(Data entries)
--

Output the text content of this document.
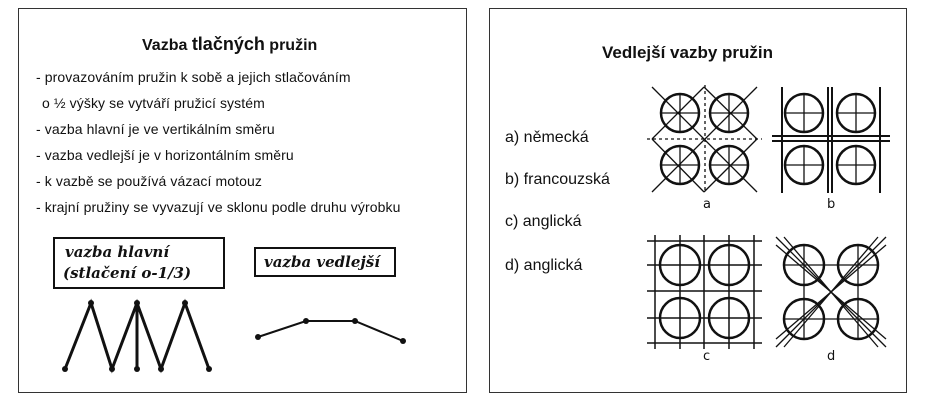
Vazba tlačných pružin
- provazováním pružin k sobě a jejich stlačováním
o ½ výšky se vytváří pružicí systém
- vazba hlavní je ve vertikálním směru
- vazba vedlejší je v horizontálním směru
- k vazbě se používá vázací motouz
- krajní pružiny se vyvazují ve sklonu podle druhu výrobku
vazba hlavní
(stlačení o-1/3)
vazba vedlejší
Vedlejší vazby pružin
a) německá
b) francouzská
c) anglická
d) anglická
a	b
c	d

--

#### [WHAT THE TASK REQUIRES]
Give every record back exactly as it reads, with no images.

#### [OUTPUT FOR THIS TASK]
Output the text content of this document.
Vazba tlačných pružin
- provazováním pružin k sobě a jejich stlačováním
o ½ výšky se vytváří pružicí systém
- vazba hlavní je ve vertikálním směru
- vazba vedlejší je v horizontálním směru
- k vazbě se používá vázací motouz
- krajní pružiny se vyvazují ve sklonu podle druhu výrobku
vazba hlavní
(stlačení o-1/3)
vazba vedlejší
Vedlejší vazby pružin
a) německá
b) francouzská
c) anglická
d) anglická
a	b
c	d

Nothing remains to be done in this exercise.